Copy out the material below in full, but not its images.
:: Exercise inputs
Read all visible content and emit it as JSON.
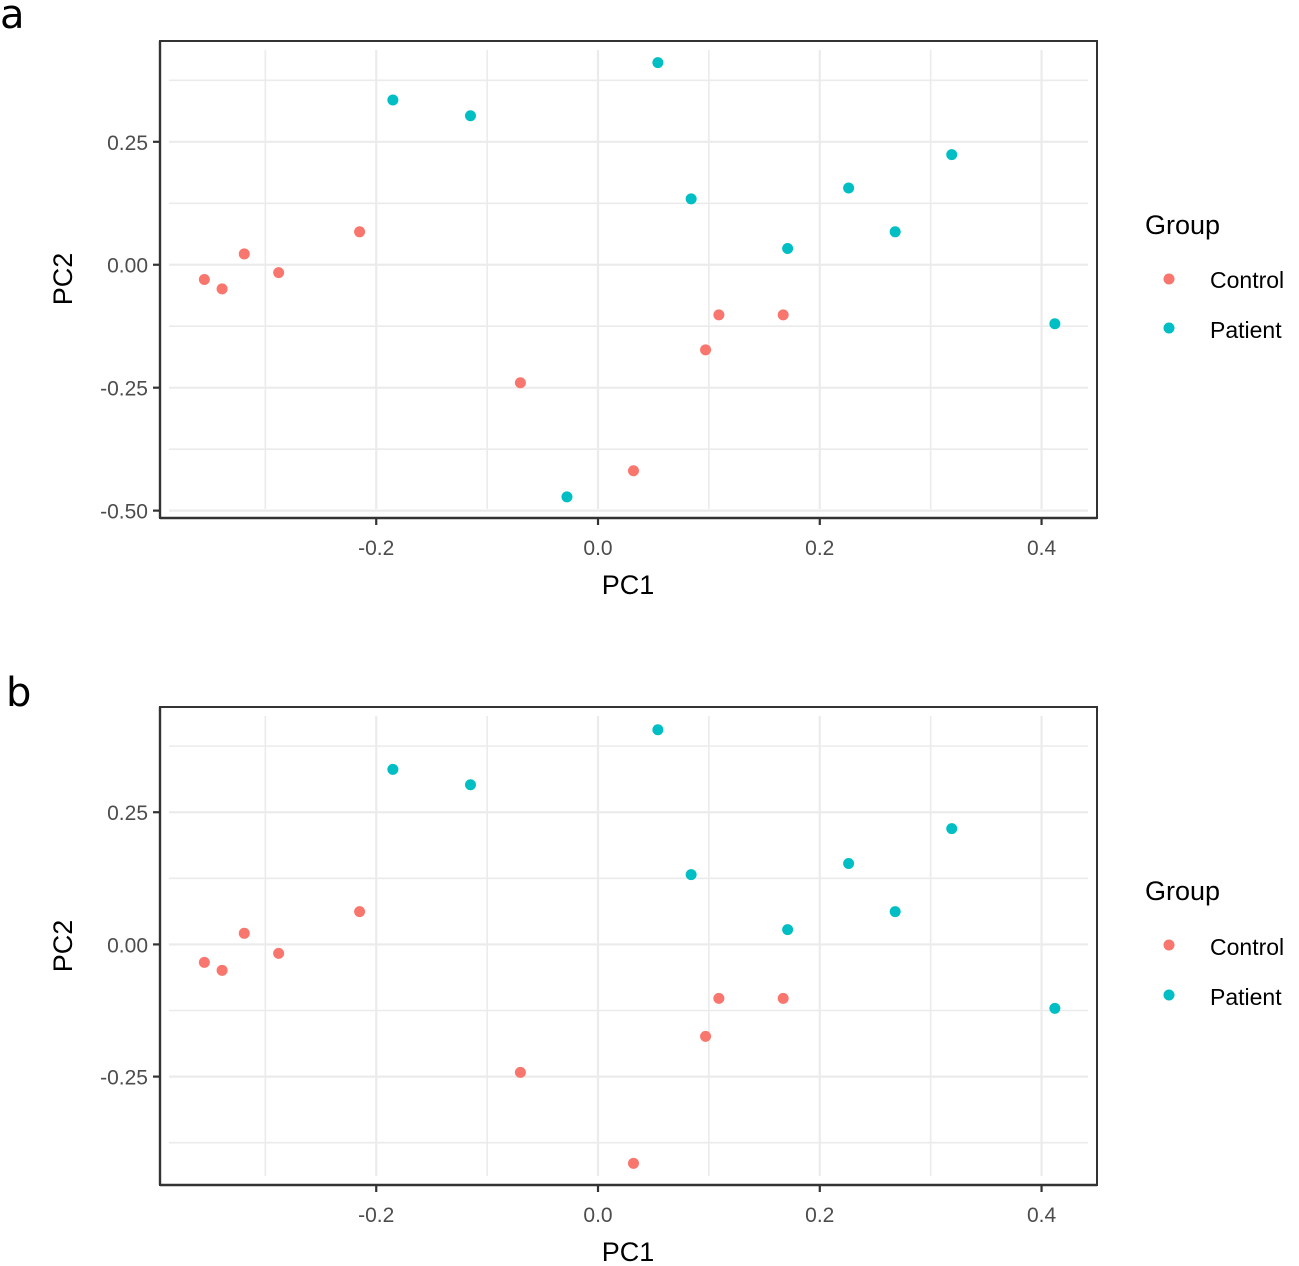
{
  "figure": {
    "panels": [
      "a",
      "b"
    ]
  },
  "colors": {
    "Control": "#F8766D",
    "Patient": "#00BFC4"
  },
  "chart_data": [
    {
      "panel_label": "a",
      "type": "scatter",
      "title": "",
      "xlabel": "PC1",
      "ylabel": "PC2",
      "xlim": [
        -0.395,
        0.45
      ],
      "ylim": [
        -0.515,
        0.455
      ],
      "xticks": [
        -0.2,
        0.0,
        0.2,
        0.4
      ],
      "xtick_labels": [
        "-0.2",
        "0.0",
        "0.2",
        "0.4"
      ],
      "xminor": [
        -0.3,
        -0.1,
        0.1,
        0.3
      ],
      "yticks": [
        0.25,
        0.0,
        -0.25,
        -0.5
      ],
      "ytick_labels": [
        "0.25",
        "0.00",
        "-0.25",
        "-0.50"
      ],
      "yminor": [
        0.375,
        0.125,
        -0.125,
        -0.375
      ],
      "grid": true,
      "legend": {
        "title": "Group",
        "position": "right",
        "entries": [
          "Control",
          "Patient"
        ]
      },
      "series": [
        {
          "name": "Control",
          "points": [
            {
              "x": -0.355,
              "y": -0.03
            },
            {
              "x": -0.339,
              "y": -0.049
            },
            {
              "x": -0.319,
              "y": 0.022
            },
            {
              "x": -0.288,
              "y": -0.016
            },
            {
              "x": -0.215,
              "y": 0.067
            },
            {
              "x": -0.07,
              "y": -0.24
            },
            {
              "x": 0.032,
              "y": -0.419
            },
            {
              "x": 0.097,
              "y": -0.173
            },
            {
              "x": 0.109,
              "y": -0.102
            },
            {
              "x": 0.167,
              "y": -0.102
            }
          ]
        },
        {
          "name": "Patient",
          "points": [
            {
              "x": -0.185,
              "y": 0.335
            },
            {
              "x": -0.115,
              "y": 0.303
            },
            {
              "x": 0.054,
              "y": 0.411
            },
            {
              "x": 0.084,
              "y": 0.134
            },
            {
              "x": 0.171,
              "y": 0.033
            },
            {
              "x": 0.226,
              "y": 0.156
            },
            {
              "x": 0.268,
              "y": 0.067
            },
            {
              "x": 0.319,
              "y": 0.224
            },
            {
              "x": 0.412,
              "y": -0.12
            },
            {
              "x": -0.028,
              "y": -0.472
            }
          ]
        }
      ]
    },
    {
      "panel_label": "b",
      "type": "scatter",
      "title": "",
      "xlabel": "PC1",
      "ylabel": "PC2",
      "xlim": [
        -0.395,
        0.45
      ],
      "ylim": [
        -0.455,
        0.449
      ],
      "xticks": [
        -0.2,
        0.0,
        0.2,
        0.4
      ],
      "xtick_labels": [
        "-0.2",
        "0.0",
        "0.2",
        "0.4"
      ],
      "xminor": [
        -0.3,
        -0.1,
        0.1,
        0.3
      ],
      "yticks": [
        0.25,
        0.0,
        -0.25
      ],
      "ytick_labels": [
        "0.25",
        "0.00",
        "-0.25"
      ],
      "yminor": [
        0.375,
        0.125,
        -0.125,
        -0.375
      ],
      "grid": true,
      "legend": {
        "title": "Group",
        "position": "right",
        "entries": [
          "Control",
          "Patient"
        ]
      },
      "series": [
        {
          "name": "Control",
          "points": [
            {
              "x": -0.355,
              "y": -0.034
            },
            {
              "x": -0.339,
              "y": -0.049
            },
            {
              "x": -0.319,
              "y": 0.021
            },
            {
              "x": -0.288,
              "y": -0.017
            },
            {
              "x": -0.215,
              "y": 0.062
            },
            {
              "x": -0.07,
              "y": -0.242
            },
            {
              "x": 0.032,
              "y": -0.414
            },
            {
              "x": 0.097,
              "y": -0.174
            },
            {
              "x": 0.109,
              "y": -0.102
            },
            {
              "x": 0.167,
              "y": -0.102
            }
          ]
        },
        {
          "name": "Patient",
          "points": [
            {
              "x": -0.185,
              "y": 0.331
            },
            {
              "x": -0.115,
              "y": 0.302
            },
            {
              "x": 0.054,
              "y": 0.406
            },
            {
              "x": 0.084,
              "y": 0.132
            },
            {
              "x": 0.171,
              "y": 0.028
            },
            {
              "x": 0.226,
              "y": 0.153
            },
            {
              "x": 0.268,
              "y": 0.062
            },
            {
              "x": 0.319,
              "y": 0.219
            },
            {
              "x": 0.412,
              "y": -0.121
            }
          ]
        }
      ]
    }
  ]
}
::::
Exercise response:
Read all visible content and emit it as JSON.
{
  "figure": {
    "panels": [
      "a",
      "b"
    ]
  },
  "colors": {
    "Control": "#F8766D",
    "Patient": "#00BFC4"
  },
  "chart_data": [
    {
      "panel_label": "a",
      "type": "scatter",
      "title": "",
      "xlabel": "PC1",
      "ylabel": "PC2",
      "xlim": [
        -0.395,
        0.45
      ],
      "ylim": [
        -0.515,
        0.455
      ],
      "xticks": [
        -0.2,
        0.0,
        0.2,
        0.4
      ],
      "xtick_labels": [
        "-0.2",
        "0.0",
        "0.2",
        "0.4"
      ],
      "xminor": [
        -0.3,
        -0.1,
        0.1,
        0.3
      ],
      "yticks": [
        0.25,
        0.0,
        -0.25,
        -0.5
      ],
      "ytick_labels": [
        "0.25",
        "0.00",
        "-0.25",
        "-0.50"
      ],
      "yminor": [
        0.375,
        0.125,
        -0.125,
        -0.375
      ],
      "grid": true,
      "legend": {
        "title": "Group",
        "position": "right",
        "entries": [
          "Control",
          "Patient"
        ]
      },
      "series": [
        {
          "name": "Control",
          "points": [
            {
              "x": -0.355,
              "y": -0.03
            },
            {
              "x": -0.339,
              "y": -0.049
            },
            {
              "x": -0.319,
              "y": 0.022
            },
            {
              "x": -0.288,
              "y": -0.016
            },
            {
              "x": -0.215,
              "y": 0.067
            },
            {
              "x": -0.07,
              "y": -0.24
            },
            {
              "x": 0.032,
              "y": -0.419
            },
            {
              "x": 0.097,
              "y": -0.173
            },
            {
              "x": 0.109,
              "y": -0.102
            },
            {
              "x": 0.167,
              "y": -0.102
            }
          ]
        },
        {
          "name": "Patient",
          "points": [
            {
              "x": -0.185,
              "y": 0.335
            },
            {
              "x": -0.115,
              "y": 0.303
            },
            {
              "x": 0.054,
              "y": 0.411
            },
            {
              "x": 0.084,
              "y": 0.134
            },
            {
              "x": 0.171,
              "y": 0.033
            },
            {
              "x": 0.226,
              "y": 0.156
            },
            {
              "x": 0.268,
              "y": 0.067
            },
            {
              "x": 0.319,
              "y": 0.224
            },
            {
              "x": 0.412,
              "y": -0.12
            },
            {
              "x": -0.028,
              "y": -0.472
            }
          ]
        }
      ]
    },
    {
      "panel_label": "b",
      "type": "scatter",
      "title": "",
      "xlabel": "PC1",
      "ylabel": "PC2",
      "xlim": [
        -0.395,
        0.45
      ],
      "ylim": [
        -0.455,
        0.449
      ],
      "xticks": [
        -0.2,
        0.0,
        0.2,
        0.4
      ],
      "xtick_labels": [
        "-0.2",
        "0.0",
        "0.2",
        "0.4"
      ],
      "xminor": [
        -0.3,
        -0.1,
        0.1,
        0.3
      ],
      "yticks": [
        0.25,
        0.0,
        -0.25
      ],
      "ytick_labels": [
        "0.25",
        "0.00",
        "-0.25"
      ],
      "yminor": [
        0.375,
        0.125,
        -0.125,
        -0.375
      ],
      "grid": true,
      "legend": {
        "title": "Group",
        "position": "right",
        "entries": [
          "Control",
          "Patient"
        ]
      },
      "series": [
        {
          "name": "Control",
          "points": [
            {
              "x": -0.355,
              "y": -0.034
            },
            {
              "x": -0.339,
              "y": -0.049
            },
            {
              "x": -0.319,
              "y": 0.021
            },
            {
              "x": -0.288,
              "y": -0.017
            },
            {
              "x": -0.215,
              "y": 0.062
            },
            {
              "x": -0.07,
              "y": -0.242
            },
            {
              "x": 0.032,
              "y": -0.414
            },
            {
              "x": 0.097,
              "y": -0.174
            },
            {
              "x": 0.109,
              "y": -0.102
            },
            {
              "x": 0.167,
              "y": -0.102
            }
          ]
        },
        {
          "name": "Patient",
          "points": [
            {
              "x": -0.185,
              "y": 0.331
            },
            {
              "x": -0.115,
              "y": 0.302
            },
            {
              "x": 0.054,
              "y": 0.406
            },
            {
              "x": 0.084,
              "y": 0.132
            },
            {
              "x": 0.171,
              "y": 0.028
            },
            {
              "x": 0.226,
              "y": 0.153
            },
            {
              "x": 0.268,
              "y": 0.062
            },
            {
              "x": 0.319,
              "y": 0.219
            },
            {
              "x": 0.412,
              "y": -0.121
            }
          ]
        }
      ]
    }
  ]
}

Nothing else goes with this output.